§ **Exercise task**: Copy every entry exactly.
--- Start of Exercise materials ---
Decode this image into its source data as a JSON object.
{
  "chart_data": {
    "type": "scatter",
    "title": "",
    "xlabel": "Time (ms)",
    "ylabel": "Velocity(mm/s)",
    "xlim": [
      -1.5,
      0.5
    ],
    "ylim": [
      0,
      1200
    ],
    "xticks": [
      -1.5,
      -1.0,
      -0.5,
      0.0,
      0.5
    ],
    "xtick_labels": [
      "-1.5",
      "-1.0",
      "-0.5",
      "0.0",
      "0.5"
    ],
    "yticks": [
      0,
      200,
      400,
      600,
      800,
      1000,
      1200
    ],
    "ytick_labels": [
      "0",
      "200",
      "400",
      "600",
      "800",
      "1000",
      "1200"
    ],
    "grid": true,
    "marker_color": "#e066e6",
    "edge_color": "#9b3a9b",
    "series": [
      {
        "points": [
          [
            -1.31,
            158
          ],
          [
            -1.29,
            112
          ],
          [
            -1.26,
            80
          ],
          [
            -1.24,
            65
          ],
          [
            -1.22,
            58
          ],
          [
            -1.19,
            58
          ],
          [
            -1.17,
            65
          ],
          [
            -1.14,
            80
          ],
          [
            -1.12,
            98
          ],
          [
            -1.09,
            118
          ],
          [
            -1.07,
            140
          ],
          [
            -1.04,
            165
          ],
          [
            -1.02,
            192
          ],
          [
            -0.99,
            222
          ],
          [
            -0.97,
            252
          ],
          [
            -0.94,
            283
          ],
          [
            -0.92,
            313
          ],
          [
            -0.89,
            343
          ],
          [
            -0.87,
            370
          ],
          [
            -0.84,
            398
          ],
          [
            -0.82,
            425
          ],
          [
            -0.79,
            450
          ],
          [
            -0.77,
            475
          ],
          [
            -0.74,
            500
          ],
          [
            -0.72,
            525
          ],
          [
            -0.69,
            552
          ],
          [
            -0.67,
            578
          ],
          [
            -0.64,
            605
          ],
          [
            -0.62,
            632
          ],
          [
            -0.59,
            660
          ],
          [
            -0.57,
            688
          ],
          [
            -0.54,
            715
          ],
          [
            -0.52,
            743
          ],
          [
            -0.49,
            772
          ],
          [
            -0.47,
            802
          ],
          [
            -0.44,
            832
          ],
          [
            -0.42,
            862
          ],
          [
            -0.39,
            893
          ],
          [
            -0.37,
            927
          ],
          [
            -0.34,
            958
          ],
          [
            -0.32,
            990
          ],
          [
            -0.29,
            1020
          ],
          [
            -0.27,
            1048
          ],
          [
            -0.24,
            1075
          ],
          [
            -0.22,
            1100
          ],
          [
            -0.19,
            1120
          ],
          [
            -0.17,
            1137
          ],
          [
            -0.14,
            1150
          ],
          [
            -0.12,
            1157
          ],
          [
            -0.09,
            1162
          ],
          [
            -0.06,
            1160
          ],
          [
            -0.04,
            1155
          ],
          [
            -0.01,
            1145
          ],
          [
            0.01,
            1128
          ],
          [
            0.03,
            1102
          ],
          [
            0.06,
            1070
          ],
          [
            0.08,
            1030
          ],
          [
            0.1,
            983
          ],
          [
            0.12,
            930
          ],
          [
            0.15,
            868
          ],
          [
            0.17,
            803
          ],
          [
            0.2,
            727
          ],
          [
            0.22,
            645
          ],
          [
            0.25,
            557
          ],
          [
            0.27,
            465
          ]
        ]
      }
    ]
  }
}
--- End of Exercise materials ---
§ **Answer below**:
Decode this image into its source data as a JSON object.
{
  "chart_data": {
    "type": "scatter",
    "title": "",
    "xlabel": "Time (ms)",
    "ylabel": "Velocity(mm/s)",
    "xlim": [
      -1.5,
      0.5
    ],
    "ylim": [
      0,
      1200
    ],
    "xticks": [
      -1.5,
      -1.0,
      -0.5,
      0.0,
      0.5
    ],
    "xtick_labels": [
      "-1.5",
      "-1.0",
      "-0.5",
      "0.0",
      "0.5"
    ],
    "yticks": [
      0,
      200,
      400,
      600,
      800,
      1000,
      1200
    ],
    "ytick_labels": [
      "0",
      "200",
      "400",
      "600",
      "800",
      "1000",
      "1200"
    ],
    "grid": true,
    "marker_color": "#e066e6",
    "edge_color": "#9b3a9b",
    "series": [
      {
        "points": [
          [
            -1.31,
            158
          ],
          [
            -1.29,
            112
          ],
          [
            -1.26,
            80
          ],
          [
            -1.24,
            65
          ],
          [
            -1.22,
            58
          ],
          [
            -1.19,
            58
          ],
          [
            -1.17,
            65
          ],
          [
            -1.14,
            80
          ],
          [
            -1.12,
            98
          ],
          [
            -1.09,
            118
          ],
          [
            -1.07,
            140
          ],
          [
            -1.04,
            165
          ],
          [
            -1.02,
            192
          ],
          [
            -0.99,
            222
          ],
          [
            -0.97,
            252
          ],
          [
            -0.94,
            283
          ],
          [
            -0.92,
            313
          ],
          [
            -0.89,
            343
          ],
          [
            -0.87,
            370
          ],
          [
            -0.84,
            398
          ],
          [
            -0.82,
            425
          ],
          [
            -0.79,
            450
          ],
          [
            -0.77,
            475
          ],
          [
            -0.74,
            500
          ],
          [
            -0.72,
            525
          ],
          [
            -0.69,
            552
          ],
          [
            -0.67,
            578
          ],
          [
            -0.64,
            605
          ],
          [
            -0.62,
            632
          ],
          [
            -0.59,
            660
          ],
          [
            -0.57,
            688
          ],
          [
            -0.54,
            715
          ],
          [
            -0.52,
            743
          ],
          [
            -0.49,
            772
          ],
          [
            -0.47,
            802
          ],
          [
            -0.44,
            832
          ],
          [
            -0.42,
            862
          ],
          [
            -0.39,
            893
          ],
          [
            -0.37,
            927
          ],
          [
            -0.34,
            958
          ],
          [
            -0.32,
            990
          ],
          [
            -0.29,
            1020
          ],
          [
            -0.27,
            1048
          ],
          [
            -0.24,
            1075
          ],
          [
            -0.22,
            1100
          ],
          [
            -0.19,
            1120
          ],
          [
            -0.17,
            1137
          ],
          [
            -0.14,
            1150
          ],
          [
            -0.12,
            1157
          ],
          [
            -0.09,
            1162
          ],
          [
            -0.06,
            1160
          ],
          [
            -0.04,
            1155
          ],
          [
            -0.01,
            1145
          ],
          [
            0.01,
            1128
          ],
          [
            0.03,
            1102
          ],
          [
            0.06,
            1070
          ],
          [
            0.08,
            1030
          ],
          [
            0.1,
            983
          ],
          [
            0.12,
            930
          ],
          [
            0.15,
            868
          ],
          [
            0.17,
            803
          ],
          [
            0.2,
            727
          ],
          [
            0.22,
            645
          ],
          [
            0.25,
            557
          ],
          [
            0.27,
            465
          ]
        ]
      }
    ]
  }
}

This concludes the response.